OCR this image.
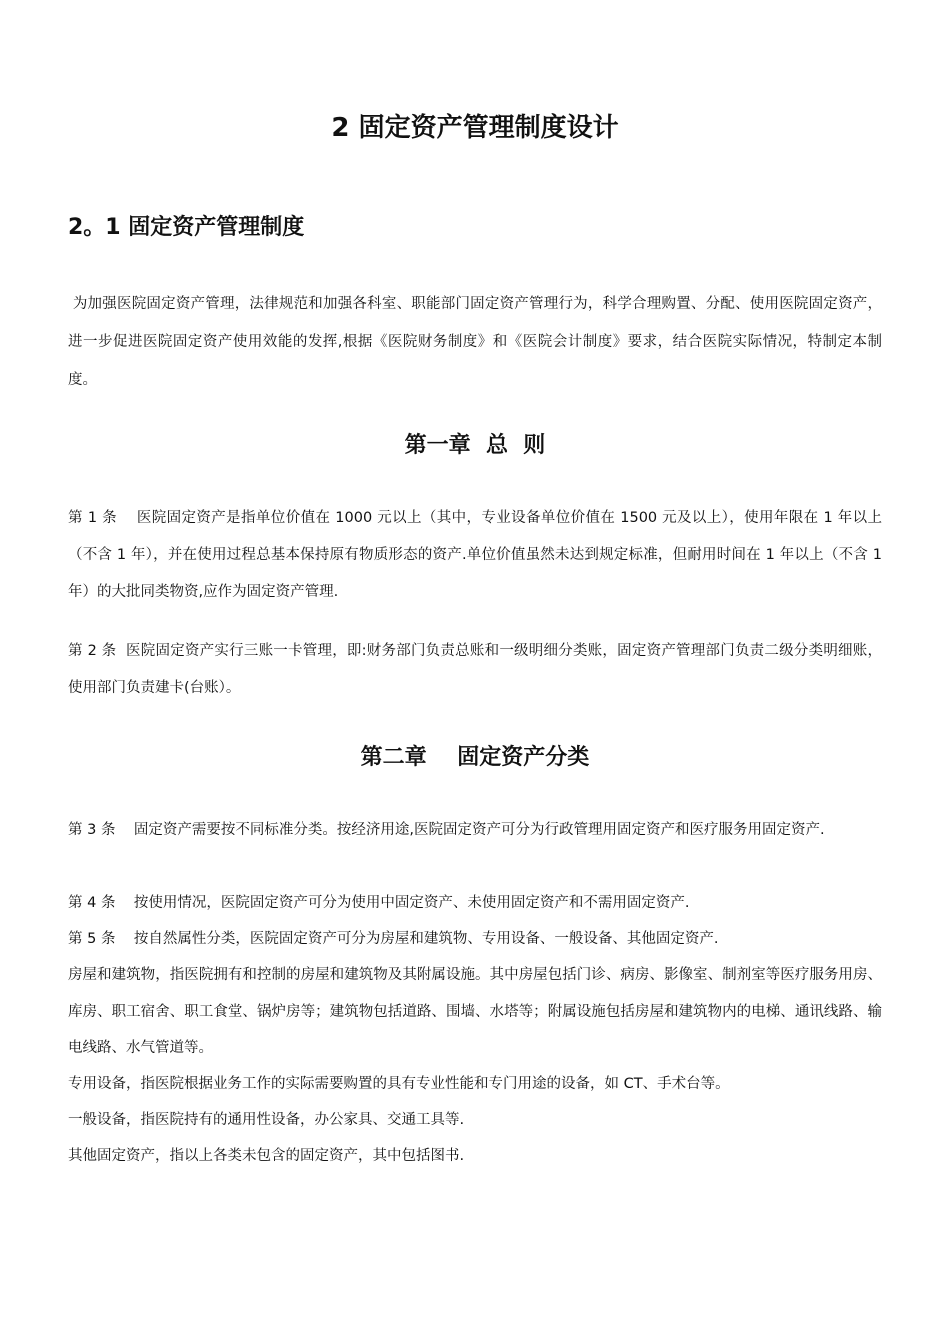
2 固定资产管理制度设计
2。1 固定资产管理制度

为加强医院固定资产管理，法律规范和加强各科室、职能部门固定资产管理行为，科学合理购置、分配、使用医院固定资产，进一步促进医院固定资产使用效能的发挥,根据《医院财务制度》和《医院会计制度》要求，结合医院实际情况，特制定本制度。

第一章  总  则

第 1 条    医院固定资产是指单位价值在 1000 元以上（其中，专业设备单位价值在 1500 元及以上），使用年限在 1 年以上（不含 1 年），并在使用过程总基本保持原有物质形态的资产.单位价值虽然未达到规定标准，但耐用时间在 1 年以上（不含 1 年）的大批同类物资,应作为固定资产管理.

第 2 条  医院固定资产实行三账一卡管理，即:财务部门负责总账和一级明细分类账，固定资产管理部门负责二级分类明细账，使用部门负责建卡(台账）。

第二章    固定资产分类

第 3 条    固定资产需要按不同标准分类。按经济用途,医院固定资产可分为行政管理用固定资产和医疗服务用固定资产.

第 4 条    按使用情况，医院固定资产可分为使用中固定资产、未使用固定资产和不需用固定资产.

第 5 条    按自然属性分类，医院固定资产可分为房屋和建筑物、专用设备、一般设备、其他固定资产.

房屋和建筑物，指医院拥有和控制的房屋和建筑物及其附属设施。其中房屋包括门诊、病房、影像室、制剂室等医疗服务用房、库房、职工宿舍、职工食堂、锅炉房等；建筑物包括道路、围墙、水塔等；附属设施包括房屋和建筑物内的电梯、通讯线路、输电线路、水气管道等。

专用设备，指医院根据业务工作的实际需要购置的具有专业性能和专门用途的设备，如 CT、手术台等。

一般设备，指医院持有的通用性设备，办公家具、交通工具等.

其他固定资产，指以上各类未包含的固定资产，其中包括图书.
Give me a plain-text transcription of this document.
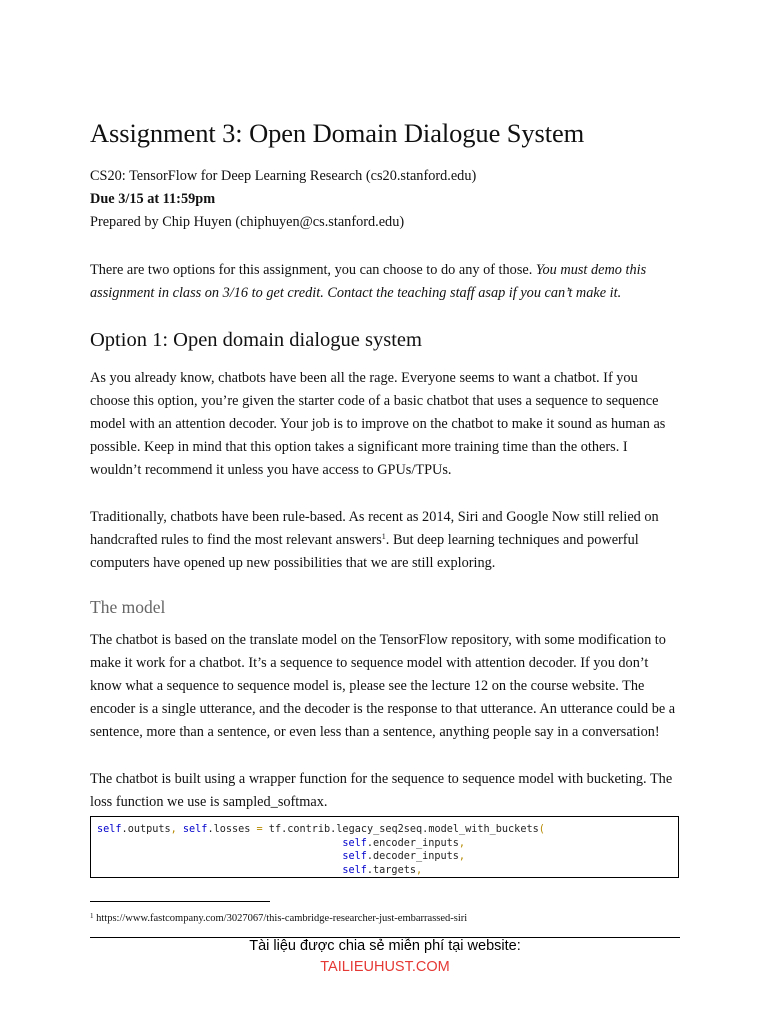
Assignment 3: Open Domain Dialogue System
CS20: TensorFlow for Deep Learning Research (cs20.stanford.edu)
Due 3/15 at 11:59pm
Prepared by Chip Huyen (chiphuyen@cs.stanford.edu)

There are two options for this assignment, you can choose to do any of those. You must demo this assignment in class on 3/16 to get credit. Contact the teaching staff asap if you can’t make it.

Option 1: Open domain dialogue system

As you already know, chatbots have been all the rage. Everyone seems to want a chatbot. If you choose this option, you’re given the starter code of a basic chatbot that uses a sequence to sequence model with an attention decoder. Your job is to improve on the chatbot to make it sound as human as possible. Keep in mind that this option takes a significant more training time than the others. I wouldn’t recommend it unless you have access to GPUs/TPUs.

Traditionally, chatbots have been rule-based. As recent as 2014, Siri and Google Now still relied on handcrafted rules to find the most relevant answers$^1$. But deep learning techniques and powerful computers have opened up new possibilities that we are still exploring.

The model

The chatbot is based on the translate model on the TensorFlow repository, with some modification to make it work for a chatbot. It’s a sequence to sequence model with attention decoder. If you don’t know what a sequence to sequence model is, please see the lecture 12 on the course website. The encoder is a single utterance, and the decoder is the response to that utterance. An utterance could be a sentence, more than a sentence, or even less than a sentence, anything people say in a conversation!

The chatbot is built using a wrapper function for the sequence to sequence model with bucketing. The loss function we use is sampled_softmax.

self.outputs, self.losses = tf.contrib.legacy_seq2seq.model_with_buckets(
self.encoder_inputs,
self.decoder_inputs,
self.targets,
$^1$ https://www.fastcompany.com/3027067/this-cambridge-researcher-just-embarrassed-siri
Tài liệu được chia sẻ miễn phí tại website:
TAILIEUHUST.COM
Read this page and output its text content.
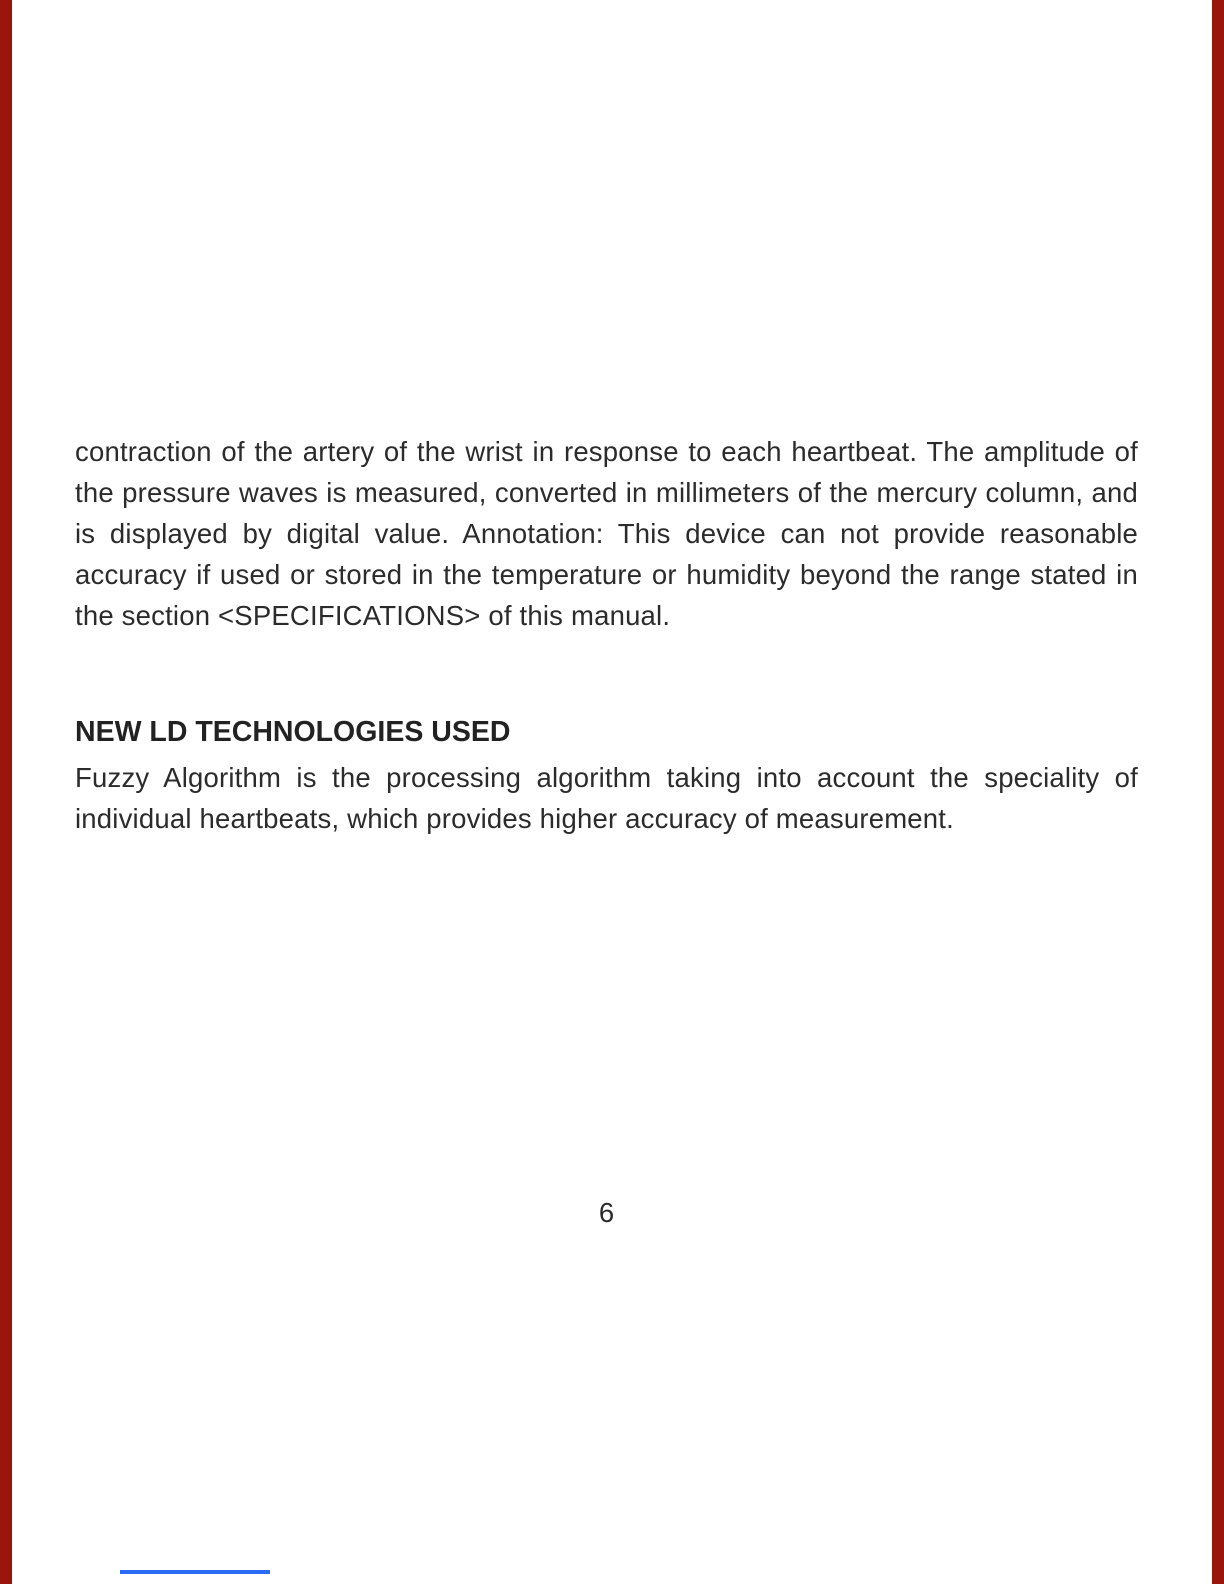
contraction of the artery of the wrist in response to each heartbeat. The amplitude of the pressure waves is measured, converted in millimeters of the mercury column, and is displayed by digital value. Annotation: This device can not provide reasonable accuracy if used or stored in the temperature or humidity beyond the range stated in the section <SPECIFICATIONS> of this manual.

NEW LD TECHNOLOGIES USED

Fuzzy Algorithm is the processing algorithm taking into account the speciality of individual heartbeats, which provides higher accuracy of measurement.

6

= = = = =

▶ WRITTEN TASK
Every line that holds the word "been" should be extracted.

▶ RESULT FOR THIS TASK
As you already know, chatbots have been all the rage. Everyone seems to want a chatbot. If you choose this option, you’re given the starter code of a basic chatbot that uses a sequence to sequence model with an attention decoder. Your job is to improve on the chatbot to make it sound as human as possible. Keep in mind that this option takes a significant more training time than the others. I wouldn’t recommend it unless you have access to GPUs/TPUs.
Traditionally, chatbots have been rule-based. As recent as 2014, Siri and Google Now still relied on handcrafted rules to find the most relevant answers$^1$. But deep learning techniques and powerful computers have opened up new possibilities that we are still exploring.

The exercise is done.